All records are to be retyped faithfully and completely.

———

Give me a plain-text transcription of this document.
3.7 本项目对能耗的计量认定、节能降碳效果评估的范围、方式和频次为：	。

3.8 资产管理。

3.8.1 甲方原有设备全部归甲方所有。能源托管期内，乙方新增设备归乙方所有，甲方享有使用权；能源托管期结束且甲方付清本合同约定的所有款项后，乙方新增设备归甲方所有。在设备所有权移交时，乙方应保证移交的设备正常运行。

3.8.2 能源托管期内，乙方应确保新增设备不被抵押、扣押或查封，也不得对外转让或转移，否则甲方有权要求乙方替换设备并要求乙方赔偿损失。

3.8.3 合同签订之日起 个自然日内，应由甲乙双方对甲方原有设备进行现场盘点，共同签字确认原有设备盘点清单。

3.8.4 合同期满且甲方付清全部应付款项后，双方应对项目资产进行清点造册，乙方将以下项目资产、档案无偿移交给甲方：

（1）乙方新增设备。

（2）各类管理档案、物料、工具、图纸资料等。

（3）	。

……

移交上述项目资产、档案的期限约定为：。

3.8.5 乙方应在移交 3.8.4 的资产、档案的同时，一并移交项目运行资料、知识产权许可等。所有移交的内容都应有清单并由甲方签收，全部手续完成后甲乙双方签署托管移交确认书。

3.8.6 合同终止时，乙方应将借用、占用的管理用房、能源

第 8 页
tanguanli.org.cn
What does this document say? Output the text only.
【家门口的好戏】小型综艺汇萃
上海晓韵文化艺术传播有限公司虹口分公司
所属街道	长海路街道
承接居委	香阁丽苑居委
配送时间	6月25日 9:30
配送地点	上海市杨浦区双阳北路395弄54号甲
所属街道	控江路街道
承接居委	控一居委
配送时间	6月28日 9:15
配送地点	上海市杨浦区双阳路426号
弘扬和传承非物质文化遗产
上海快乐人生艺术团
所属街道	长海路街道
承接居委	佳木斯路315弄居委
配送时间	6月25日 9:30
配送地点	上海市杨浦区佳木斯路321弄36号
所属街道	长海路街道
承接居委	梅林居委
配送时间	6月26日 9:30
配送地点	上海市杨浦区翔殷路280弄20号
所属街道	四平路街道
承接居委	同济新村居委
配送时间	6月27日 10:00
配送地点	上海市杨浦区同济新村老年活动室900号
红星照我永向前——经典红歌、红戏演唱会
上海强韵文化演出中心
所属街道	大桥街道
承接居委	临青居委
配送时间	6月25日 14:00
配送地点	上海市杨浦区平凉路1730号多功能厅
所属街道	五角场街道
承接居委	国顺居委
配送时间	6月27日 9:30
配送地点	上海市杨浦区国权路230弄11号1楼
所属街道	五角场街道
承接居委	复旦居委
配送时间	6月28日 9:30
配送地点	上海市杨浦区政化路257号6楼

———

**SOLUTION TO THIS PROBLEM**
Give me a plain-text transcription of this document.
3.7 本项目对能耗的计量认定、节能降碳效果评估的范围、方式和频次为：	。

3.8 资产管理。

3.8.1 甲方原有设备全部归甲方所有。能源托管期内，乙方新增设备归乙方所有，甲方享有使用权；能源托管期结束且甲方付清本合同约定的所有款项后，乙方新增设备归甲方所有。在设备所有权移交时，乙方应保证移交的设备正常运行。

3.8.2 能源托管期内，乙方应确保新增设备不被抵押、扣押或查封，也不得对外转让或转移，否则甲方有权要求乙方替换设备并要求乙方赔偿损失。

3.8.3 合同签订之日起 个自然日内，应由甲乙双方对甲方原有设备进行现场盘点，共同签字确认原有设备盘点清单。

3.8.4 合同期满且甲方付清全部应付款项后，双方应对项目资产进行清点造册，乙方将以下项目资产、档案无偿移交给甲方：

（1）乙方新增设备。

（2）各类管理档案、物料、工具、图纸资料等。

（3）	。

……

移交上述项目资产、档案的期限约定为：。

3.8.5 乙方应在移交 3.8.4 的资产、档案的同时，一并移交项目运行资料、知识产权许可等。所有移交的内容都应有清单并由甲方签收，全部手续完成后甲乙双方签署托管移交确认书。

3.8.6 合同终止时，乙方应将借用、占用的管理用房、能源

第 8 页
tanguanli.org.cn
What does this document say? Output the text only.
【家门口的好戏】小型综艺汇萃
上海晓韵文化艺术传播有限公司虹口分公司
所属街道	长海路街道
承接居委	香阁丽苑居委
配送时间	6月25日 9:30
配送地点	上海市杨浦区双阳北路395弄54号甲
所属街道	控江路街道
承接居委	控一居委
配送时间	6月28日 9:15
配送地点	上海市杨浦区双阳路426号
弘扬和传承非物质文化遗产
上海快乐人生艺术团
所属街道	长海路街道
承接居委	佳木斯路315弄居委
配送时间	6月25日 9:30
配送地点	上海市杨浦区佳木斯路321弄36号
所属街道	长海路街道
承接居委	梅林居委
配送时间	6月26日 9:30
配送地点	上海市杨浦区翔殷路280弄20号
所属街道	四平路街道
承接居委	同济新村居委
配送时间	6月27日 10:00
配送地点	上海市杨浦区同济新村老年活动室900号
红星照我永向前——经典红歌、红戏演唱会
上海强韵文化演出中心
所属街道	大桥街道
承接居委	临青居委
配送时间	6月25日 14:00
配送地点	上海市杨浦区平凉路1730号多功能厅
所属街道	五角场街道
承接居委	国顺居委
配送时间	6月27日 9:30
配送地点	上海市杨浦区国权路230弄11号1楼
所属街道	五角场街道
承接居委	复旦居委
配送时间	6月28日 9:30
配送地点	上海市杨浦区政化路257号6楼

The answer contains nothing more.